What the task requires -
Present every line below as a Markdown table with the columns "No." and "Line", numbering the rows and leaving out blank lines.

━━━━

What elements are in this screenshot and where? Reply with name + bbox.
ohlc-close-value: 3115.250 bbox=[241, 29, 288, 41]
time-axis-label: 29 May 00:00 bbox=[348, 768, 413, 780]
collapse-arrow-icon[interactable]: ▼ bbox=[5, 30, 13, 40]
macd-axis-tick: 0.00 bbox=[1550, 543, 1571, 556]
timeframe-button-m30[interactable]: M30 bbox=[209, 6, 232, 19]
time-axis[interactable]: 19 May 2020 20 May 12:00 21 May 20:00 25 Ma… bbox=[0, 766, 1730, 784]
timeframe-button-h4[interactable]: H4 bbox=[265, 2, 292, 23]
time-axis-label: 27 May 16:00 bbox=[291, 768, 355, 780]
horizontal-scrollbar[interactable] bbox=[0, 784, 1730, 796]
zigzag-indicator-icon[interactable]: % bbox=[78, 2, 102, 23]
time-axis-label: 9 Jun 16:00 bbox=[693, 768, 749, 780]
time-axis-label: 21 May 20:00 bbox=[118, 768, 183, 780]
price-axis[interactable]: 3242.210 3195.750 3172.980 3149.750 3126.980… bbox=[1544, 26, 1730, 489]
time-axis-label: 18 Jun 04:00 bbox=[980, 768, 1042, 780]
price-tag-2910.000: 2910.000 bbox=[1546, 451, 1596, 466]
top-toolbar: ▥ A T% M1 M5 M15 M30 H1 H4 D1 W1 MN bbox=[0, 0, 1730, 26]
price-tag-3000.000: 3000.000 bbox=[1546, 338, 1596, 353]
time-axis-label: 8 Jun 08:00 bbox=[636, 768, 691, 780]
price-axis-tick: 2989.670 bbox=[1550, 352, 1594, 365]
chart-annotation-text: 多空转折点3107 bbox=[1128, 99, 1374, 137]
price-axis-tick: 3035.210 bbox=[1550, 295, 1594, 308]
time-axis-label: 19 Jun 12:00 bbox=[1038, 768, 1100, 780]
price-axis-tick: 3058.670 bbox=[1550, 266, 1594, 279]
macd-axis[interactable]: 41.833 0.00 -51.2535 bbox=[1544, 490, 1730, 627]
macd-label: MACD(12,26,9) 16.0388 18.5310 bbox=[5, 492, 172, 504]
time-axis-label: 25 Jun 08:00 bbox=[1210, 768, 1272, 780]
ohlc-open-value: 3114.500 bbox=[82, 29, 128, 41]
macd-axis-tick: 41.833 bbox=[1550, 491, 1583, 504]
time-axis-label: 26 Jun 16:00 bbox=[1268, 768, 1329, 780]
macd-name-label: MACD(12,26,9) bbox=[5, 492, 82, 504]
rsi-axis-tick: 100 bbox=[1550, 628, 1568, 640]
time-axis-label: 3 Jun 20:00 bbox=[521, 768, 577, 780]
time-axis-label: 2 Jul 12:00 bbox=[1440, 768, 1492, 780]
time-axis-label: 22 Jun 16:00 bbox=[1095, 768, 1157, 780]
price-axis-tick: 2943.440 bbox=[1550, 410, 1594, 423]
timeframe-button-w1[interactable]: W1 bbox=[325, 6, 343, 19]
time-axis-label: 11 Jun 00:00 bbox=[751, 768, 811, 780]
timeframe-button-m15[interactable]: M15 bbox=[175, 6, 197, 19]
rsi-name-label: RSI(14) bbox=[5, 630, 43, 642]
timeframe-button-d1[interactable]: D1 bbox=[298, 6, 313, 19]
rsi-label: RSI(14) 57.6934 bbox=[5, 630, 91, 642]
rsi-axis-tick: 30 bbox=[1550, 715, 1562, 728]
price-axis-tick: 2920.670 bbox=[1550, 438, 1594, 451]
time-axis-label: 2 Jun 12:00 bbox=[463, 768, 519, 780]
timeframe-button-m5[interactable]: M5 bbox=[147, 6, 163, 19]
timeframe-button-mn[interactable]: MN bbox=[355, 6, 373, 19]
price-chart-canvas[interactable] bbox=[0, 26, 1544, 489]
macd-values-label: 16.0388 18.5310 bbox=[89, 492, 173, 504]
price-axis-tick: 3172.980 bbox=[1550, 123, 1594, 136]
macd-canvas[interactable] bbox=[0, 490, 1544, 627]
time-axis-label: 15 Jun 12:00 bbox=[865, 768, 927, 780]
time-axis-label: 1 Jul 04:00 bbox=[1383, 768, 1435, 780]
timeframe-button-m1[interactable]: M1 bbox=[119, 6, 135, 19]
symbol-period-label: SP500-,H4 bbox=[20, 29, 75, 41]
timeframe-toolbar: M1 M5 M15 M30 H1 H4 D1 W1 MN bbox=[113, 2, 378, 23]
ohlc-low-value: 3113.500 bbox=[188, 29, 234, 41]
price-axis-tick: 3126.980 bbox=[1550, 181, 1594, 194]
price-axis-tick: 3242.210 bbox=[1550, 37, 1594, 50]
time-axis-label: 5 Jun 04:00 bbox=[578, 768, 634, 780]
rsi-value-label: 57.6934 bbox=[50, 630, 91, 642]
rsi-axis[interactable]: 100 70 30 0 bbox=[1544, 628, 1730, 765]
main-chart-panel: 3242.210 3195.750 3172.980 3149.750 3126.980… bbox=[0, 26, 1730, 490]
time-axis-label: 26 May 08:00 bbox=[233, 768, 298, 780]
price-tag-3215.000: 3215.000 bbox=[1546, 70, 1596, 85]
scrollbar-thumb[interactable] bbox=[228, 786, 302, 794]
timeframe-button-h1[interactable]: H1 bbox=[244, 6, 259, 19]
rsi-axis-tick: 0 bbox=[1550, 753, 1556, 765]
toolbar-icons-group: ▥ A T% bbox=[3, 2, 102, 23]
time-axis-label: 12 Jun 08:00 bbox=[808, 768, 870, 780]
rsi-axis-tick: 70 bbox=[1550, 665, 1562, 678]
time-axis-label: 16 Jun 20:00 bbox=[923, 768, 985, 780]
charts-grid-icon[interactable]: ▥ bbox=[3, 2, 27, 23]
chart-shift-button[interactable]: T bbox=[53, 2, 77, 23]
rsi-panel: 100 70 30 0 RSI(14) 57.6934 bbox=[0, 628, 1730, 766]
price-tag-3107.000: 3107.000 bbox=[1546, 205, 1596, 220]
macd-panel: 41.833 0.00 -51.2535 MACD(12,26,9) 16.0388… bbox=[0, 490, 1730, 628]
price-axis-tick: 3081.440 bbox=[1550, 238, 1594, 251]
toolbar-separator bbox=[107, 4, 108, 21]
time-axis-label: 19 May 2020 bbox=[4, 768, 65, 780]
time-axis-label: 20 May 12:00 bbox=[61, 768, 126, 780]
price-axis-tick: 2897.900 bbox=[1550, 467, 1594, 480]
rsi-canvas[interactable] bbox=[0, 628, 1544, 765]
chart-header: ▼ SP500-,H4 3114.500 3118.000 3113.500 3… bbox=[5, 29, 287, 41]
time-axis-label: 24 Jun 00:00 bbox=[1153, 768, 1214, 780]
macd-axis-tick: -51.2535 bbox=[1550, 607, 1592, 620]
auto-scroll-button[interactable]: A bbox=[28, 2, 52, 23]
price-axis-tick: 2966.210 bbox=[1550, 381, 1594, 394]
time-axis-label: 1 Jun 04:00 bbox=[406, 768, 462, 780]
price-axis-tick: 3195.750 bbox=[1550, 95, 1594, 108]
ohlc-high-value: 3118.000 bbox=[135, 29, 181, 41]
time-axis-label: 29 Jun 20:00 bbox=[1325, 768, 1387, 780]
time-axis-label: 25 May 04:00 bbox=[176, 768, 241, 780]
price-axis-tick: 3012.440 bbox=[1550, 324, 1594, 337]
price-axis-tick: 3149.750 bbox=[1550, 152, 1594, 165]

━━━━

Response to the exercise -
| No. | Line |
|---|---|
| 1 | What elements are in this screenshot and where? Reply with name + bbox. |
| 2 | ohlc-close-value: 3115.250 bbox=[241, 29, 288, 41] |
| 3 | time-axis-label: 29 May 00:00 bbox=[348, 768, 413, 780] |
| 4 | collapse-arrow-icon[interactable]: ▼ bbox=[5, 30, 13, 40] |
| 5 | macd-axis-tick: 0.00 bbox=[1550, 543, 1571, 556] |
| 6 | timeframe-button-m30[interactable]: M30 bbox=[209, 6, 232, 19] |
| 7 | time-axis[interactable]: 19 May 2020 20 May 12:00 21 May 20:00 25 Ma… bbox=[0, 766, 1730, 784] |
| 8 | timeframe-button-h4[interactable]: H4 bbox=[265, 2, 292, 23] |
| 9 | time-axis-label: 27 May 16:00 bbox=[291, 768, 355, 780] |
| 10 | horizontal-scrollbar[interactable] bbox=[0, 784, 1730, 796] |
| 11 | zigzag-indicator-icon[interactable]: % bbox=[78, 2, 102, 23] |
| 12 | time-axis-label: 9 Jun 16:00 bbox=[693, 768, 749, 780] |
| 13 | time-axis-label: 21 May 20:00 bbox=[118, 768, 183, 780] |
| 14 | price-axis[interactable]: 3242.210 3195.750 3172.980 3149.750 3126.980… bbox=[1544, 26, 1730, 489] |
| 15 | time-axis-label: 18 Jun 04:00 bbox=[980, 768, 1042, 780] |
| 16 | price-tag-2910.000: 2910.000 bbox=[1546, 451, 1596, 466] |
| 17 | top-toolbar: ▥ A T% M1 M5 M15 M30 H1 H4 D1 W1 MN bbox=[0, 0, 1730, 26] |
| 18 | price-tag-3000.000: 3000.000 bbox=[1546, 338, 1596, 353] |
| 19 | time-axis-label: 8 Jun 08:00 bbox=[636, 768, 691, 780] |
| 20 | price-axis-tick: 2989.670 bbox=[1550, 352, 1594, 365] |
| 21 | chart-annotation-text: 多空转折点3107 bbox=[1128, 99, 1374, 137] |
| 22 | price-axis-tick: 3035.210 bbox=[1550, 295, 1594, 308] |
| 23 | time-axis-label: 19 Jun 12:00 bbox=[1038, 768, 1100, 780] |
| 24 | price-axis-tick: 3058.670 bbox=[1550, 266, 1594, 279] |
| 25 | macd-axis[interactable]: 41.833 0.00 -51.2535 bbox=[1544, 490, 1730, 627] |
| 26 | macd-label: MACD(12,26,9) 16.0388 18.5310 bbox=[5, 492, 172, 504] |
| 27 | time-axis-label: 25 Jun 08:00 bbox=[1210, 768, 1272, 780] |
| 28 | ohlc-open-value: 3114.500 bbox=[82, 29, 128, 41] |
| 29 | macd-axis-tick: 41.833 bbox=[1550, 491, 1583, 504] |
| 30 | time-axis-label: 26 Jun 16:00 bbox=[1268, 768, 1329, 780] |
| 31 | macd-name-label: MACD(12,26,9) bbox=[5, 492, 82, 504] |
| 32 | rsi-axis-tick: 100 bbox=[1550, 628, 1568, 640] |
| 33 | time-axis-label: 3 Jun 20:00 bbox=[521, 768, 577, 780] |
| 34 | time-axis-label: 2 Jul 12:00 bbox=[1440, 768, 1492, 780] |
| 35 | time-axis-label: 22 Jun 16:00 bbox=[1095, 768, 1157, 780] |
| 36 | price-axis-tick: 2943.440 bbox=[1550, 410, 1594, 423] |
| 37 | timeframe-button-w1[interactable]: W1 bbox=[325, 6, 343, 19] |
| 38 | time-axis-label: 11 Jun 00:00 bbox=[751, 768, 811, 780] |
| 39 | timeframe-button-m15[interactable]: M15 bbox=[175, 6, 197, 19] |
| 40 | rsi-name-label: RSI(14) bbox=[5, 630, 43, 642] |
| 41 | timeframe-button-d1[interactable]: D1 bbox=[298, 6, 313, 19] |
| 42 | rsi-label: RSI(14) 57.6934 bbox=[5, 630, 91, 642] |
| 43 | rsi-axis-tick: 30 bbox=[1550, 715, 1562, 728] |
| 44 | price-axis-tick: 2920.670 bbox=[1550, 438, 1594, 451] |
| 45 | time-axis-label: 2 Jun 12:00 bbox=[463, 768, 519, 780] |
| 46 | timeframe-button-m5[interactable]: M5 bbox=[147, 6, 163, 19] |
| 47 | timeframe-button-mn[interactable]: MN bbox=[355, 6, 373, 19] |
| 48 | price-chart-canvas[interactable] bbox=[0, 26, 1544, 489] |
| 49 | macd-values-label: 16.0388 18.5310 bbox=[89, 492, 173, 504] |
| 50 | price-axis-tick: 3172.980 bbox=[1550, 123, 1594, 136] |
| 51 | macd-canvas[interactable] bbox=[0, 490, 1544, 627] |
| 52 | time-axis-label: 15 Jun 12:00 bbox=[865, 768, 927, 780] |
| 53 | time-axis-label: 1 Jul 04:00 bbox=[1383, 768, 1435, 780] |
| 54 | timeframe-button-m1[interactable]: M1 bbox=[119, 6, 135, 19] |
| 55 | symbol-period-label: SP500-,H4 bbox=[20, 29, 75, 41] |
| 56 | timeframe-toolbar: M1 M5 M15 M30 H1 H4 D1 W1 MN bbox=[113, 2, 378, 23] |
| 57 | ohlc-low-value: 3113.500 bbox=[188, 29, 234, 41] |
| 58 | price-axis-tick: 3126.980 bbox=[1550, 181, 1594, 194] |
| 59 | price-axis-tick: 3242.210 bbox=[1550, 37, 1594, 50] |
| 60 | time-axis-label: 5 Jun 04:00 bbox=[578, 768, 634, 780] |
| 61 | rsi-value-label: 57.6934 bbox=[50, 630, 91, 642] |
| 62 | rsi-axis[interactable]: 100 70 30 0 bbox=[1544, 628, 1730, 765] |
| 63 | main-chart-panel: 3242.210 3195.750 3172.980 3149.750 3126.980… bbox=[0, 26, 1730, 490] |
| 64 | time-axis-label: 26 May 08:00 bbox=[233, 768, 298, 780] |
| 65 | price-tag-3215.000: 3215.000 bbox=[1546, 70, 1596, 85] |
| 66 | scrollbar-thumb[interactable] bbox=[228, 786, 302, 794] |
| 67 | timeframe-button-h1[interactable]: H1 bbox=[244, 6, 259, 19] |
| 68 | rsi-axis-tick: 0 bbox=[1550, 753, 1556, 765] |
| 69 | toolbar-icons-group: ▥ A T% bbox=[3, 2, 102, 23] |
| 70 | time-axis-label: 12 Jun 08:00 bbox=[808, 768, 870, 780] |
| 71 | rsi-axis-tick: 70 bbox=[1550, 665, 1562, 678] |
| 72 | time-axis-label: 16 Jun 20:00 bbox=[923, 768, 985, 780] |
| 73 | charts-grid-icon[interactable]: ▥ bbox=[3, 2, 27, 23] |
| 74 | chart-shift-button[interactable]: T bbox=[53, 2, 77, 23] |
| 75 | rsi-panel: 100 70 30 0 RSI(14) 57.6934 bbox=[0, 628, 1730, 766] |
| 76 | price-tag-3107.000: 3107.000 bbox=[1546, 205, 1596, 220] |
| 77 | macd-panel: 41.833 0.00 -51.2535 MACD(12,26,9) 16.0388… bbox=[0, 490, 1730, 628] |
| 78 | price-axis-tick: 3081.440 bbox=[1550, 238, 1594, 251] |
| 79 | toolbar-separator bbox=[107, 4, 108, 21] |
| 80 | time-axis-label: 19 May 2020 bbox=[4, 768, 65, 780] |
| 81 | time-axis-label: 20 May 12:00 bbox=[61, 768, 126, 780] |
| 82 | price-axis-tick: 2897.900 bbox=[1550, 467, 1594, 480] |
| 83 | rsi-canvas[interactable] bbox=[0, 628, 1544, 765] |
| 84 | chart-header: ▼ SP500-,H4 3114.500 3118.000 3113.500 3… bbox=[5, 29, 287, 41] |
| 85 | time-axis-label: 24 Jun 00:00 bbox=[1153, 768, 1214, 780] |
| 86 | macd-axis-tick: -51.2535 bbox=[1550, 607, 1592, 620] |
| 87 | auto-scroll-button[interactable]: A bbox=[28, 2, 52, 23] |
| 88 | price-axis-tick: 2966.210 bbox=[1550, 381, 1594, 394] |
| 89 | time-axis-label: 1 Jun 04:00 bbox=[406, 768, 462, 780] |
| 90 | price-axis-tick: 3195.750 bbox=[1550, 95, 1594, 108] |
| 91 | ohlc-high-value: 3118.000 bbox=[135, 29, 181, 41] |
| 92 | time-axis-label: 29 Jun 20:00 bbox=[1325, 768, 1387, 780] |
| 93 | time-axis-label: 25 May 04:00 bbox=[176, 768, 241, 780] |
| 94 | price-axis-tick: 3012.440 bbox=[1550, 324, 1594, 337] |
| 95 | price-axis-tick: 3149.750 bbox=[1550, 152, 1594, 165] |